- _Task details_:
Say how many lines hold the string "Women", and nothing more.

- _Supplied material_:
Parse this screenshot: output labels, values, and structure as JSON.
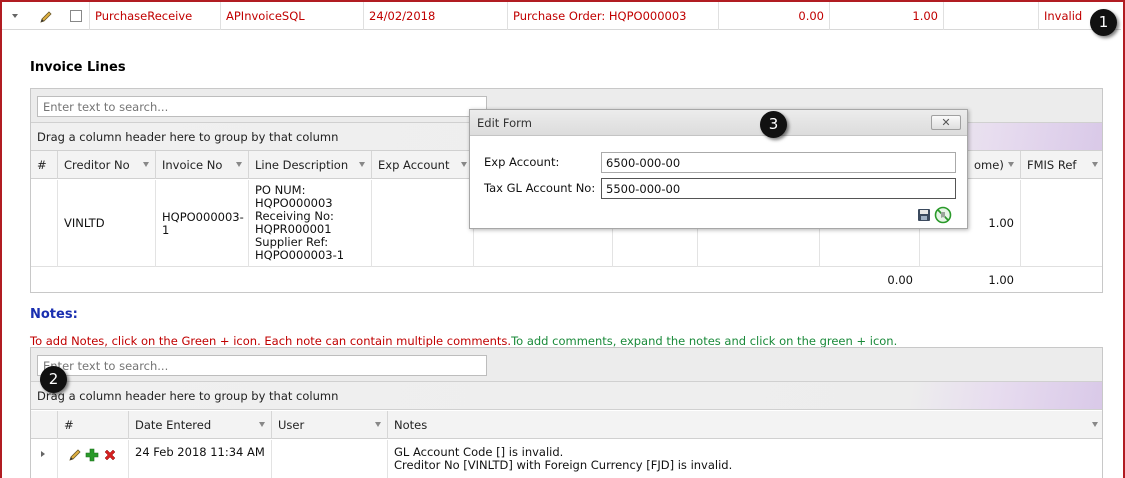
{
  "top_row": {
    "source": "PurchaseReceive",
    "process": "APInvoiceSQL",
    "date": "24/02/2018",
    "reference": "Purchase Order: HQPO000003",
    "amount1": "0.00",
    "amount2": "1.00",
    "status": "Invalid"
  },
  "callouts": [
    "1",
    "2",
    "3"
  ],
  "invoice_lines": {
    "title": "Invoice Lines",
    "search_placeholder": "Enter text to search...",
    "group_hint": "Drag a column header here to group by that column",
    "columns": [
      "#",
      "Creditor No",
      "Invoice No",
      "Line Description",
      "Exp Account",
      "ome)",
      "FMIS Ref"
    ],
    "row": {
      "creditor_no": "VINLTD",
      "invoice_no_1": "HQPO000003-",
      "invoice_no_2": "1",
      "desc_lines": [
        "PO NUM:",
        "HQPO000003",
        "Receiving No:",
        "HQPR000001",
        "Supplier Ref:",
        "HQPO000003-1"
      ],
      "amount": "1.00"
    },
    "totals": [
      "0.00",
      "1.00"
    ]
  },
  "notes": {
    "title": "Notes:",
    "hint_red": "To add Notes, click on the Green + icon. Each note can contain multiple comments.",
    "hint_green": "To add comments, expand the notes and click on the green + icon.",
    "search_placeholder": "Enter text to search...",
    "group_hint": "Drag a column header here to group by that column",
    "columns": [
      "#",
      "Date Entered",
      "User",
      "Notes"
    ],
    "row": {
      "date": "24 Feb 2018 11:34 AM",
      "user": "",
      "note_line1": "GL Account Code [] is invalid.",
      "note_line2": "Creditor No [VINLTD] with Foreign Currency [FJD] is invalid."
    }
  },
  "edit_form": {
    "title": "Edit Form",
    "close_label": "✕",
    "fields": [
      {
        "label": "Exp Account:",
        "value": "6500-000-00"
      },
      {
        "label": "Tax GL Account No:",
        "value": "5500-000-00"
      }
    ]
  },
  "colors": {
    "frame_border": "#b11c22",
    "invalid_text": "#c00000",
    "notes_title": "#1a2fb0",
    "hint_green": "#1a8a3a",
    "add_icon": "#2a9a2a",
    "delete_icon": "#d42020"
  },
  "icons": [
    "expand-caret-icon",
    "edit-pencil-icon",
    "add-plus-icon",
    "delete-x-icon",
    "save-disk-icon",
    "cancel-icon",
    "filter-funnel-icon"
  ]
}
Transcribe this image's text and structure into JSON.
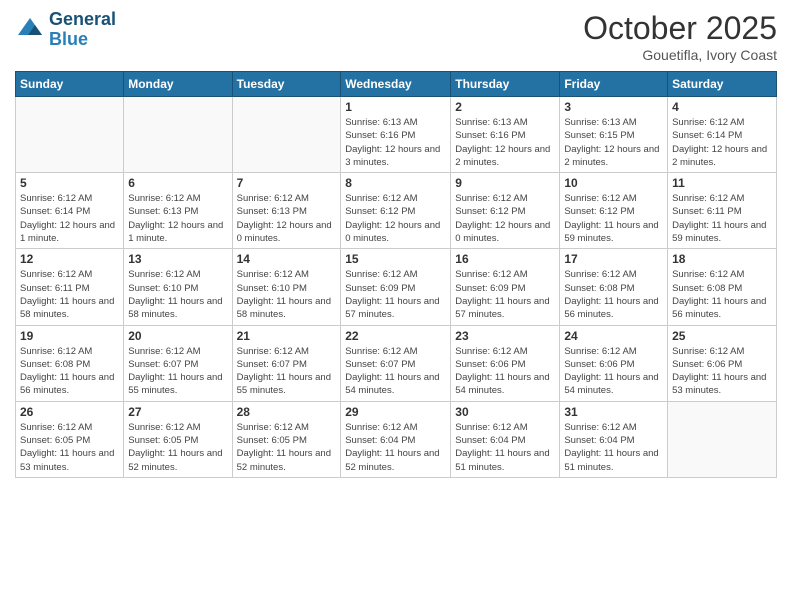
{
  "header": {
    "logo_line1": "General",
    "logo_line2": "Blue",
    "month": "October 2025",
    "location": "Gouetifla, Ivory Coast"
  },
  "weekdays": [
    "Sunday",
    "Monday",
    "Tuesday",
    "Wednesday",
    "Thursday",
    "Friday",
    "Saturday"
  ],
  "weeks": [
    [
      {
        "day": "",
        "info": ""
      },
      {
        "day": "",
        "info": ""
      },
      {
        "day": "",
        "info": ""
      },
      {
        "day": "1",
        "info": "Sunrise: 6:13 AM\nSunset: 6:16 PM\nDaylight: 12 hours and 3 minutes."
      },
      {
        "day": "2",
        "info": "Sunrise: 6:13 AM\nSunset: 6:16 PM\nDaylight: 12 hours and 2 minutes."
      },
      {
        "day": "3",
        "info": "Sunrise: 6:13 AM\nSunset: 6:15 PM\nDaylight: 12 hours and 2 minutes."
      },
      {
        "day": "4",
        "info": "Sunrise: 6:12 AM\nSunset: 6:14 PM\nDaylight: 12 hours and 2 minutes."
      }
    ],
    [
      {
        "day": "5",
        "info": "Sunrise: 6:12 AM\nSunset: 6:14 PM\nDaylight: 12 hours and 1 minute."
      },
      {
        "day": "6",
        "info": "Sunrise: 6:12 AM\nSunset: 6:13 PM\nDaylight: 12 hours and 1 minute."
      },
      {
        "day": "7",
        "info": "Sunrise: 6:12 AM\nSunset: 6:13 PM\nDaylight: 12 hours and 0 minutes."
      },
      {
        "day": "8",
        "info": "Sunrise: 6:12 AM\nSunset: 6:12 PM\nDaylight: 12 hours and 0 minutes."
      },
      {
        "day": "9",
        "info": "Sunrise: 6:12 AM\nSunset: 6:12 PM\nDaylight: 12 hours and 0 minutes."
      },
      {
        "day": "10",
        "info": "Sunrise: 6:12 AM\nSunset: 6:12 PM\nDaylight: 11 hours and 59 minutes."
      },
      {
        "day": "11",
        "info": "Sunrise: 6:12 AM\nSunset: 6:11 PM\nDaylight: 11 hours and 59 minutes."
      }
    ],
    [
      {
        "day": "12",
        "info": "Sunrise: 6:12 AM\nSunset: 6:11 PM\nDaylight: 11 hours and 58 minutes."
      },
      {
        "day": "13",
        "info": "Sunrise: 6:12 AM\nSunset: 6:10 PM\nDaylight: 11 hours and 58 minutes."
      },
      {
        "day": "14",
        "info": "Sunrise: 6:12 AM\nSunset: 6:10 PM\nDaylight: 11 hours and 58 minutes."
      },
      {
        "day": "15",
        "info": "Sunrise: 6:12 AM\nSunset: 6:09 PM\nDaylight: 11 hours and 57 minutes."
      },
      {
        "day": "16",
        "info": "Sunrise: 6:12 AM\nSunset: 6:09 PM\nDaylight: 11 hours and 57 minutes."
      },
      {
        "day": "17",
        "info": "Sunrise: 6:12 AM\nSunset: 6:08 PM\nDaylight: 11 hours and 56 minutes."
      },
      {
        "day": "18",
        "info": "Sunrise: 6:12 AM\nSunset: 6:08 PM\nDaylight: 11 hours and 56 minutes."
      }
    ],
    [
      {
        "day": "19",
        "info": "Sunrise: 6:12 AM\nSunset: 6:08 PM\nDaylight: 11 hours and 56 minutes."
      },
      {
        "day": "20",
        "info": "Sunrise: 6:12 AM\nSunset: 6:07 PM\nDaylight: 11 hours and 55 minutes."
      },
      {
        "day": "21",
        "info": "Sunrise: 6:12 AM\nSunset: 6:07 PM\nDaylight: 11 hours and 55 minutes."
      },
      {
        "day": "22",
        "info": "Sunrise: 6:12 AM\nSunset: 6:07 PM\nDaylight: 11 hours and 54 minutes."
      },
      {
        "day": "23",
        "info": "Sunrise: 6:12 AM\nSunset: 6:06 PM\nDaylight: 11 hours and 54 minutes."
      },
      {
        "day": "24",
        "info": "Sunrise: 6:12 AM\nSunset: 6:06 PM\nDaylight: 11 hours and 54 minutes."
      },
      {
        "day": "25",
        "info": "Sunrise: 6:12 AM\nSunset: 6:06 PM\nDaylight: 11 hours and 53 minutes."
      }
    ],
    [
      {
        "day": "26",
        "info": "Sunrise: 6:12 AM\nSunset: 6:05 PM\nDaylight: 11 hours and 53 minutes."
      },
      {
        "day": "27",
        "info": "Sunrise: 6:12 AM\nSunset: 6:05 PM\nDaylight: 11 hours and 52 minutes."
      },
      {
        "day": "28",
        "info": "Sunrise: 6:12 AM\nSunset: 6:05 PM\nDaylight: 11 hours and 52 minutes."
      },
      {
        "day": "29",
        "info": "Sunrise: 6:12 AM\nSunset: 6:04 PM\nDaylight: 11 hours and 52 minutes."
      },
      {
        "day": "30",
        "info": "Sunrise: 6:12 AM\nSunset: 6:04 PM\nDaylight: 11 hours and 51 minutes."
      },
      {
        "day": "31",
        "info": "Sunrise: 6:12 AM\nSunset: 6:04 PM\nDaylight: 11 hours and 51 minutes."
      },
      {
        "day": "",
        "info": ""
      }
    ]
  ]
}
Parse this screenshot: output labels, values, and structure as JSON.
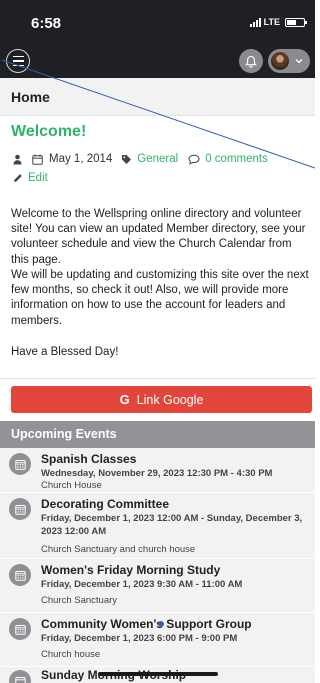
{
  "status_bar": {
    "time": "6:58",
    "network": "LTE"
  },
  "header": {
    "menu_icon": "hamburger-menu-icon",
    "bell_icon": "bell-icon",
    "avatar_icon": "user-avatar",
    "caret_icon": "chevron-down-icon"
  },
  "page": {
    "title": "Home"
  },
  "post": {
    "title": "Welcome!",
    "date": "May 1, 2014",
    "category": "General",
    "comments": "0 comments",
    "edit_label": "Edit",
    "paragraphs": [
      "Welcome to the Wellspring online directory and volunteer site! You can view an updated Member directory, see your volunteer schedule and view the Church Calendar from this page.",
      "We will be updating and customizing this site over the next few months, so check it out! Also, we will provide more information on how to use the account for leaders and members.",
      "Have a Blessed Day!"
    ]
  },
  "google_button": {
    "icon_letter": "G",
    "label": "Link Google"
  },
  "events": {
    "heading": "Upcoming Events",
    "items": [
      {
        "title": "Spanish Classes",
        "date": "Wednesday, November 29, 2023 12:30 PM - 4:30 PM",
        "location": "Church House"
      },
      {
        "title": "Decorating Committee",
        "date": "Friday, December 1, 2023 12:00 AM - Sunday, December 3, 2023 12:00 AM",
        "location": "Church Sanctuary and church house"
      },
      {
        "title": "Women's Friday Morning Study",
        "date": "Friday, December 1, 2023 9:30 AM - 11:00 AM",
        "location": "Church Sanctuary"
      },
      {
        "title": "Community Women's Support Group",
        "date": "Friday, December 1, 2023 6:00 PM - 9:00 PM",
        "location": "Church house"
      },
      {
        "title": "Sunday Morning Worship",
        "date": "",
        "location": ""
      }
    ]
  },
  "colors": {
    "accent_green": "#2fb36b",
    "google_red": "#e2463b",
    "header_dark": "#1f2024",
    "events_header": "#929397"
  }
}
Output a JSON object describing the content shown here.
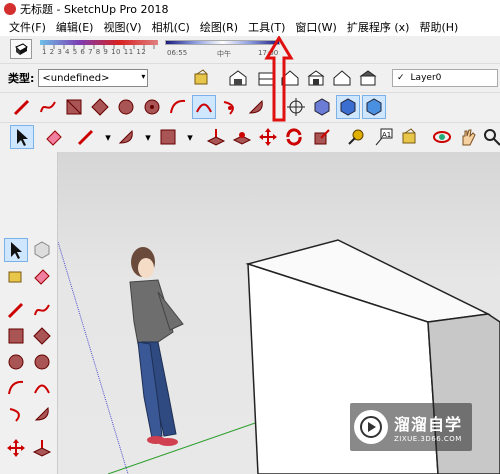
{
  "window": {
    "title": "无标题 - SketchUp Pro 2018"
  },
  "menu": [
    "文件(F)",
    "编辑(E)",
    "视图(V)",
    "相机(C)",
    "绘图(R)",
    "工具(T)",
    "窗口(W)",
    "扩展程序 (x)",
    "帮助(H)"
  ],
  "shadows": {
    "month_ticks": "1 2 3 4 5 6 7 8 9 10 11 12",
    "time_start": "06:55",
    "time_mid": "中午",
    "time_end": "17:00"
  },
  "entity_info": {
    "type_label": "类型:",
    "type_value": "<undefined>"
  },
  "layers": {
    "current": "Layer0"
  },
  "watermark": {
    "main": "溜溜自学",
    "sub": "ZIXUE.3D66.COM"
  },
  "colors": {
    "accent_red": "#e01010",
    "toolbar_bg": "#f0f0f0",
    "selected_tool": "#cfe6ff"
  }
}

- _Result for this task_:
2